- What is expected -
Find the string "Hamburger" in the data, and copy out each line that has it.

- Information given -
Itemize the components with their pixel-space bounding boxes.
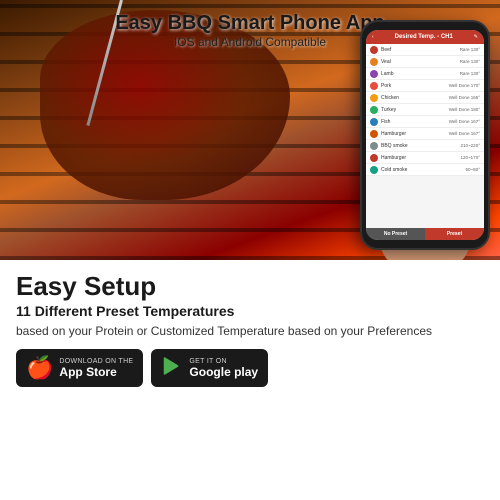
google-play-icon xyxy=(161,355,183,381)
food-name: Beef xyxy=(381,47,460,53)
google-play-text: GET IT ON Google play xyxy=(189,358,258,379)
hero-section: Easy BBQ Smart Phone App IOS and Android… xyxy=(0,0,500,260)
page-container: Easy BBQ Smart Phone App IOS and Android… xyxy=(0,0,500,500)
food-dot xyxy=(370,166,378,174)
phone-list-item[interactable]: Hamburger 120~170° xyxy=(366,152,484,164)
food-temp: 120~170° xyxy=(461,155,480,160)
food-name: Lamb xyxy=(381,71,460,77)
food-dot xyxy=(370,94,378,102)
food-name: Turkey xyxy=(381,107,449,113)
food-dot xyxy=(370,70,378,78)
food-dot xyxy=(370,46,378,54)
food-name: Fish xyxy=(381,119,449,125)
phone-list-item[interactable]: Hamburger Well Done 167° xyxy=(366,128,484,140)
app-store-button[interactable]: 🍎 Download on the App Store xyxy=(16,349,143,387)
food-temp: Well Done 165° xyxy=(449,95,480,100)
preset-button[interactable]: Preset xyxy=(425,228,484,240)
google-play-label: Google play xyxy=(189,365,258,379)
app-store-text: Download on the App Store xyxy=(59,358,133,379)
food-temp: Well Done 167° xyxy=(449,119,480,124)
phone-list-item[interactable]: BBQ smoke 210~220° xyxy=(366,140,484,152)
phone-list-item[interactable]: Cold smoke 50~80° xyxy=(366,164,484,176)
phone-list-item[interactable]: Fish Well Done 167° xyxy=(366,116,484,128)
phone-list-item[interactable]: Lamb Rare 130° xyxy=(366,68,484,80)
store-buttons-container: 🍎 Download on the App Store GET IT ON Go… xyxy=(16,349,484,387)
food-temp: Rare 130° xyxy=(460,47,480,52)
phone-list-item[interactable]: Chicken Well Done 165° xyxy=(366,92,484,104)
food-name: Hamburger xyxy=(381,155,461,161)
phone-list-item[interactable]: Veal Rare 130° xyxy=(366,56,484,68)
food-dot xyxy=(370,142,378,150)
food-dot xyxy=(370,58,378,66)
food-temp: Rare 130° xyxy=(460,71,480,76)
food-temp: Rare 130° xyxy=(460,59,480,64)
phone-list-item[interactable]: Pork Well Done 170° xyxy=(366,80,484,92)
food-temp: 210~220° xyxy=(461,143,480,148)
food-name: Chicken xyxy=(381,95,449,101)
app-store-label: App Store xyxy=(59,365,133,379)
food-temp: Well Done 180° xyxy=(449,107,480,112)
setup-subtitle: 11 Different Preset Temperatures xyxy=(16,303,484,319)
food-dot xyxy=(370,82,378,90)
google-play-button[interactable]: GET IT ON Google play xyxy=(151,349,268,387)
food-name: BBQ smoke xyxy=(381,143,461,149)
phone-food-list: Beef Rare 130° Veal Rare 130° Lamb Rare … xyxy=(366,44,484,176)
food-dot xyxy=(370,118,378,126)
food-name: Cold smoke xyxy=(381,167,466,173)
bottom-content: Easy Setup 11 Different Preset Temperatu… xyxy=(0,260,500,500)
food-name: Veal xyxy=(381,59,460,65)
google-play-pre-label: GET IT ON xyxy=(189,358,258,365)
food-name: Pork xyxy=(381,83,449,89)
app-store-pre-label: Download on the xyxy=(59,358,133,365)
food-name: Hamburger xyxy=(381,131,449,137)
phone-list-item[interactable]: Beef Rare 130° xyxy=(366,44,484,56)
apple-icon: 🍎 xyxy=(26,357,53,379)
food-dot xyxy=(370,130,378,138)
food-dot xyxy=(370,106,378,114)
phone-header-title: Desired Temp. - CH1 xyxy=(395,34,453,40)
no-preset-button[interactable]: No Preset xyxy=(366,228,425,240)
setup-title: Easy Setup xyxy=(16,272,484,301)
food-temp: Well Done 170° xyxy=(449,83,480,88)
phone-app-header: ‹ Desired Temp. - CH1 ✎ xyxy=(366,30,484,44)
phone-footer: No Preset Preset xyxy=(366,228,484,240)
food-dot xyxy=(370,154,378,162)
food-temp: 50~80° xyxy=(466,167,480,172)
phone-list-item[interactable]: Turkey Well Done 180° xyxy=(366,104,484,116)
phone-screen: ‹ Desired Temp. - CH1 ✎ Beef Rare 130° V… xyxy=(366,30,484,240)
phone-mockup: ‹ Desired Temp. - CH1 ✎ Beef Rare 130° V… xyxy=(360,20,490,250)
setup-description: based on your Protein or Customized Temp… xyxy=(16,323,484,340)
food-temp: Well Done 167° xyxy=(449,131,480,136)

- Answer section -
phone-list-item[interactable]: Hamburger 120~170° xyxy=(366,152,484,164)
phone-list-item[interactable]: Hamburger Well Done 167° xyxy=(366,128,484,140)
food-name: Hamburger xyxy=(381,155,461,161)
food-name: Hamburger xyxy=(381,131,449,137)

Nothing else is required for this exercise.